### Reading text:
A single place to see all configuration an app uses

Defaults that prevent crashes from missing config

Type documentation via @spec

Easy testing via Application.put_env/3 in test setup

Runtime Configuration

runtime.exs is the only correct place for values that vary between deployments:

# config/runtime.exs
import Config


# Database (always runtime)
config :prismatic_storage,
database_url: System.get_env("DATABASE_URL") || raise("DATABASE_URL not set"),
pool_size: String.to_integer(System.get_env("POOL_SIZE") || "10")


# External APIs (secrets must be runtime)
config :prismatic_osint,
shodan_api_key: System.get_env("SHODAN_API_KEY"),
virustotal_api_key: System.get_env("VIRUSTOTAL_API_KEY"),
censys_api_id: System.get_env("CENSYS_API_ID"),
censys_api_secret: System.get_env("CENSYS_API_SECRET")


# Web server
if config_env() == :prod do
config :prismatic_web, PrismaticWeb.Endpoint,
url: [host: System.get_env("PHX_HOST") || "example.com", port: 443, scheme: "https"],
http: [
port: String.to_integer(System.get_env("PORT") || "4000"),
transport_options: [socket_opts: [:inet6]]
],
secret_key_base: System.get_env("SECRET_KEY_BASE") || raise("SECRET_KEY_BASE not set")
end

Feature Flags via Configuration

For features that need to be toggled per environment:

# config/config.exs
config :prismatic_web,
features: %{
demo_mode: false,
osint_live_search: true,
dd_dataroom: true,
academy: true
}


# config/runtime.exs - override via env vars
if System.get_env("PRISMATIC_DEMO_MODE") == "true" do
config :prismatic_web,
features: %{
demo_mode: true,
osint_live_search: false,
dd_dataroom: false,
academy: true
}
end

Access in code:

defmodule Prismatic.Features do
@spec enabled?(atom()) :: boolean()
def enabled?(feature) do
features = Application.get_env(:prismatic_web, :features, %{})
Map.get(features, feature, false)

### Listed records:
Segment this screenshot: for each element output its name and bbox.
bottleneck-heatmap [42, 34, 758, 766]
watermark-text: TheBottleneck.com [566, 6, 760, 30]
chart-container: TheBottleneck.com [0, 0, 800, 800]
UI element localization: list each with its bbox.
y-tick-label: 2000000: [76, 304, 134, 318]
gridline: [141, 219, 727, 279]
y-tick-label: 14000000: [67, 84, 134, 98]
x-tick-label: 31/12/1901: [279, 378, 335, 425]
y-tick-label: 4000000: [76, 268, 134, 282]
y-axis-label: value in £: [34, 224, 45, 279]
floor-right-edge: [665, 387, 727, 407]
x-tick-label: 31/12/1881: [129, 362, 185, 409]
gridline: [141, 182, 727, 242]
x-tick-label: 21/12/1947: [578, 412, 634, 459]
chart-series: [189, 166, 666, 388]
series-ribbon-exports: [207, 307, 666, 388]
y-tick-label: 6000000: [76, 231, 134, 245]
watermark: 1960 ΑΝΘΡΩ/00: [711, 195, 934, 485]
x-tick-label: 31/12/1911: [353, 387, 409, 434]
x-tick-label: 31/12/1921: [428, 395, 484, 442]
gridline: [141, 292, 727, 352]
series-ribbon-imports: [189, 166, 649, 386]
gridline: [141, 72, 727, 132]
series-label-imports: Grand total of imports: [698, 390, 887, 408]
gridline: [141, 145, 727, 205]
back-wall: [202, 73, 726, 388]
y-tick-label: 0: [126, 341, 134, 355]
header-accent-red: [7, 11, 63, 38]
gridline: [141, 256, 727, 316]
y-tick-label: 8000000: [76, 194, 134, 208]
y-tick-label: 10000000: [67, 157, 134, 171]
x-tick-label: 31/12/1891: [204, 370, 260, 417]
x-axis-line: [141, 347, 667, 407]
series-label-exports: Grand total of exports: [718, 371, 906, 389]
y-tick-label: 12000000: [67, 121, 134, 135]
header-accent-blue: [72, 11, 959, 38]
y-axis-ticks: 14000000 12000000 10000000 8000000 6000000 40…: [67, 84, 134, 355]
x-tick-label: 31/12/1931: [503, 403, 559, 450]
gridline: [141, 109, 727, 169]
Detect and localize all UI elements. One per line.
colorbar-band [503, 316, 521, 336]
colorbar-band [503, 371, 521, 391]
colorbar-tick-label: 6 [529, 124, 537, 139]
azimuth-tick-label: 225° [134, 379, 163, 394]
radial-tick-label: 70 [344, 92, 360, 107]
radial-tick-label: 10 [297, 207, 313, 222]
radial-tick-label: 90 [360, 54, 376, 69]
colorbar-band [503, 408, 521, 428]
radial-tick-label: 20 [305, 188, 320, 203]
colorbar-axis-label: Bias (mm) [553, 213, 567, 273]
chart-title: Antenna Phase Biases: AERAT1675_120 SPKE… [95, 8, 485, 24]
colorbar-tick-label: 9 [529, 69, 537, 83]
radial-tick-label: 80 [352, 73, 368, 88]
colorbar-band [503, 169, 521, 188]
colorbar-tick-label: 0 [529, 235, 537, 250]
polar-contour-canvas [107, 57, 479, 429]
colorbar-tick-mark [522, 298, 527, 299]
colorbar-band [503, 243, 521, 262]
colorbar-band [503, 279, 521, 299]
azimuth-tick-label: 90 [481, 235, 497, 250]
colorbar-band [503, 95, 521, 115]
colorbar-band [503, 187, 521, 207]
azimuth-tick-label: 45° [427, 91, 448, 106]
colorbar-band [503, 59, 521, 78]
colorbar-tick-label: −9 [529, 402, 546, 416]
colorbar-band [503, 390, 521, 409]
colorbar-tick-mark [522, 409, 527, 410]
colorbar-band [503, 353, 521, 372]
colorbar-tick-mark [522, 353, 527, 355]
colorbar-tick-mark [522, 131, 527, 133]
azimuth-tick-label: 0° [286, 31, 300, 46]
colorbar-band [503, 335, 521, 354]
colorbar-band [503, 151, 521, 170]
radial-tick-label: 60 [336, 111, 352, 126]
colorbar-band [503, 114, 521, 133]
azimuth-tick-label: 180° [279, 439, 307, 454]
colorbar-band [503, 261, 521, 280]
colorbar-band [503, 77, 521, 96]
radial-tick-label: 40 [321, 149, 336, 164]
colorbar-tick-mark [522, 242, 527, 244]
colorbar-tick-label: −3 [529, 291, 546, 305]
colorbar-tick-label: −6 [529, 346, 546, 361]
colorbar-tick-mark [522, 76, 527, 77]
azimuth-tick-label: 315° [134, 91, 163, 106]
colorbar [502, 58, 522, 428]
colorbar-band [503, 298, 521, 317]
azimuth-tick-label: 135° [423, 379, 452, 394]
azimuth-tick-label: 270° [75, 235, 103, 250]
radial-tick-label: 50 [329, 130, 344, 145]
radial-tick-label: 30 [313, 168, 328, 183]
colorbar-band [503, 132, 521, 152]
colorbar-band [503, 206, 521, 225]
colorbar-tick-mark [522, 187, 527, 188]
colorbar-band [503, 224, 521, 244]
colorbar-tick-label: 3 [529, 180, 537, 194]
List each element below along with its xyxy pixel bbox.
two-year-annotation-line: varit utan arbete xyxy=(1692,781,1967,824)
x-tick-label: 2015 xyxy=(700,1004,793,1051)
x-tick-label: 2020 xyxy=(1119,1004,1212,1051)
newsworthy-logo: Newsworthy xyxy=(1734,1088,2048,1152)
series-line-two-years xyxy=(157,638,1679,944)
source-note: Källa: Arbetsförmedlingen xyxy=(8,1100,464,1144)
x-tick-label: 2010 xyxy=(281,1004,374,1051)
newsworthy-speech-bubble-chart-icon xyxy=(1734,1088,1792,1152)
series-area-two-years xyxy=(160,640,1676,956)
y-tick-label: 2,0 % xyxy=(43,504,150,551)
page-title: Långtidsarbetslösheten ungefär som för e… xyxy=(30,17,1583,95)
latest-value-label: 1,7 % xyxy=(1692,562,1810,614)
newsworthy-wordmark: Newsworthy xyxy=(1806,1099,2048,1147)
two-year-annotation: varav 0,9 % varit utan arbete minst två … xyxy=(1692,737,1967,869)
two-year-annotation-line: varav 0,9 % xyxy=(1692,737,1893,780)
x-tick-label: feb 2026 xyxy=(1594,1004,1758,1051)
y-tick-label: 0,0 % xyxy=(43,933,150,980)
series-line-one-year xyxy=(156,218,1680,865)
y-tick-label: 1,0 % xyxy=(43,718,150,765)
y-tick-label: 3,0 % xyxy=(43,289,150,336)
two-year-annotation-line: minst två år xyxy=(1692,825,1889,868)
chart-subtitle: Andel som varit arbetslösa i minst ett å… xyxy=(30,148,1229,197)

### To do:
A) Copy out the part of the Elixir configuration text from "Runtime Configuration" to "Database (always runtime)".
B) Pick up the Elixir configuration text where it stops and keep writing it.

### Task-by-task results:
A)
Runtime Configuration

runtime.exs is the only correct place for values that vary between deployments:

# config/runtime.exs
import Config


# Database (always runtime)

B)
end
end

Cross-App Configuration Dependencies

Some configuration spans multiple apps. The pattern: configure in the owning app, read via a shared config module:

# prismatic_storage owns the database config
config :prismatic_storage, Prismatic.Repo,
url: System.get_env("DATABASE_URL"),
pool_size: 10


# Other apps reference prismatic_storage's Repo
# They do NOT duplicate the database config
defmodule Prismatic.DD.Storage do
alias Prismatic.Repo  # Defined in prismatic_storage
# Uses the same Repo, same config
end

Never duplicate configuration across apps. One app owns it, others depend on that app.

Testing Configuration

In tests, override config per-test using Application.put_env/4:

setup do
original = Application.get_env(:prismatic_osint, :adapter_timeout_ms)
Application.put_env(:prismatic_osint, :adapter_timeout_ms, 100)


on_exit(fn ->
if original do
Application.put_env(:prismatic_osint, :adapter_timeout_ms, original)
else
Application.delete_env(:prismatic_osint, :adapter_timeout_ms)
end
end)


:ok
end


test "times out with short timeout" do
assert {:error, :timeout} = OSINTAdapter.query("slow-target")
end

For test-specific config, use config/test.exs:

# config/test.exs
config :prismatic_storage, Prismatic.Repo,
pool: Ecto.Adapters.SQL.Sandbox


config :prismatic_osint,
adapter_timeout_ms: 1_000,
max_concurrent_queries: 2


config :prismatic_web, PrismaticWeb.Endpoint,
server: false

Validation at Boot

Crash early if required configuration is missing:

defmodule Prismatic.ConfigValidator do
@moduledoc """
Validates required configuration at application startup.
"""


@required_vars [
{:prismatic_storage, :database_url, "DATABASE_URL"},
{:prismatic_web, [PrismaticWeb.Endpoint, :secret_key_base], "SECRET_KEY_BASE"}
]


@spec validate!() :: :ok
def validate! do
missing =
@required_vars
|> Enum.filter(fn {app, key, _env_name} ->
is_nil(get_nested_env(app, key))
end)
|> Enum.map(fn {_app, _key, env_name} -> env_name end)


if missing != [] do
raise """
Missing required environment variables:
#{Enum.join(missing, "\n  ")}
"""
end


:ok
end
end

Call ConfigValidator.validate!() in your application's start/2 callback.

Summary

RuleRationale

|---|---|

Never use Mix.env() in lib/ codeUnavailable in releases Secrets in runtime.exs onlyNot baked into release artifacts One app owns each config namespaceNo duplication, clear ownership Config module per appCentralized access with defaults Validate at bootFail fast on missing config Application.put_env for test overridesIsolated test configuration

Configuration is infrastructure. Treat it with the same rigor as database schemas and API contracts.